Your instructions.
From the thread below about comparing version numbers, output the part that runs from "I have a dataframe" up to and including "order to compare.", character for character.

Provided passage.
· · · · ·
I have a dataframe like this:
id info_version
124 2.0.0
124 2.0.0
124 1.0.0
124 1.5.6
124 0.4.5
345 v2alpha1
345 v1alpha1
348 1.0.0-Snapshot
348 1.0.0-Snapshot
I want to compare between theinfo_version
and check how many times does the version go backward, like from 2.0.0 to 1.0.0 or from v2 to v1. I am not sure how this will be possible, or if i will have to use the packaging Version class
in order to compare.
In my expected output, I would like a count of the number of api_spec_id
where such phenomenon is observed. It will be like:
id count
124 2
345 1
348 0
Any suggestions or ideas on how this could be achieved would be really grateful.
I would use the packaging
library to handle version number comparisons automatically, then a custom groupby.apply
:
from packaging.version import Version
out = (df['info_version'].apply(Version)
.groupby(df['api_spec_id'])
.apply(lambda s: s.iloc[1:].lt(s.shift().iloc[1:]).sum())
)
Output:
api_spec_id
124 2
345 1
Name: info_version, dtype: int64
You can use a custom function and set up a default version number in case of a non valid version:
from packaging.version import Version, InvalidVersion
def version(s):
try:
return Version(s)
except InvalidVersion:
return Version('0')
out = (df['info_version'].apply(version)
.groupby(df['api_spec_id'])
.apply(lambda s: s.iloc[1:].lt(s.shift().iloc[1:]).sum())
)
Output:
api_spec_id
124 2
345 1
348 0
Name: info_version, dtype: int64
You can also extract the x.y.z
part of the string in case of error with a default in case of no match:
import re
def version(s):
try:
return Version(s)
except InvalidVersion:
m = re.search('(?:\d.)*\d', s)
return Version(m.group()) if m else Version('0')
Example:
version('1.0.0-Snapshot')
# <Version('1.0.0')>
· · · · ·
Data segment.
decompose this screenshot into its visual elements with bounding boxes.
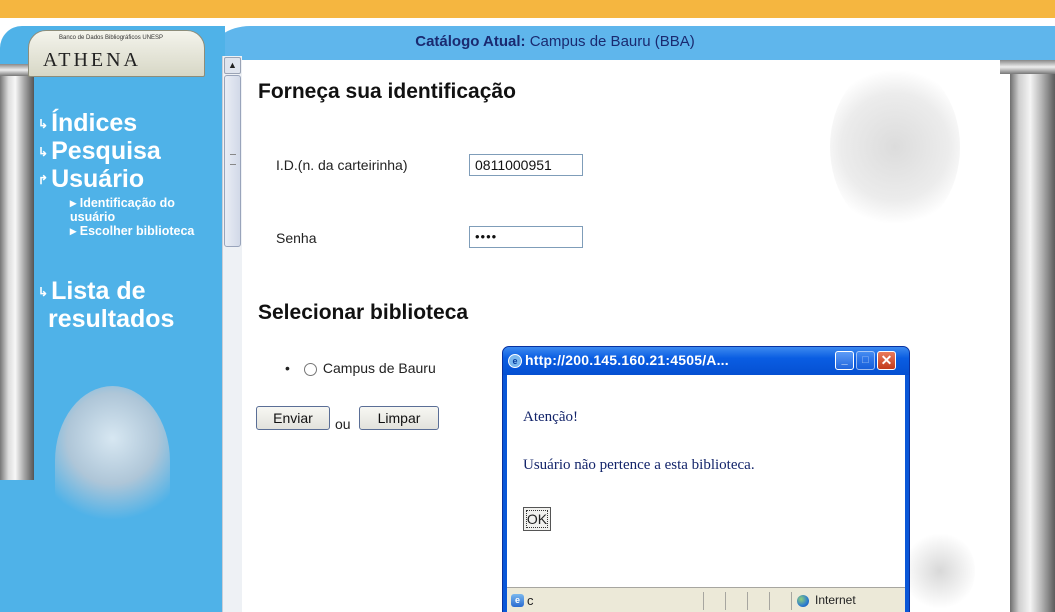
· · · · ·
Exercise output.
I have a dataframe like this:
id info_version
124 2.0.0
124 2.0.0
124 1.0.0
124 1.5.6
124 0.4.5
345 v2alpha1
345 v1alpha1
348 1.0.0-Snapshot
348 1.0.0-Snapshot
I want to compare between theinfo_version
and check how many times does the version go backward, like from 2.0.0 to 1.0.0 or from v2 to v1. I am not sure how this will be possible, or if i will have to use the packaging Version class
in order to compare.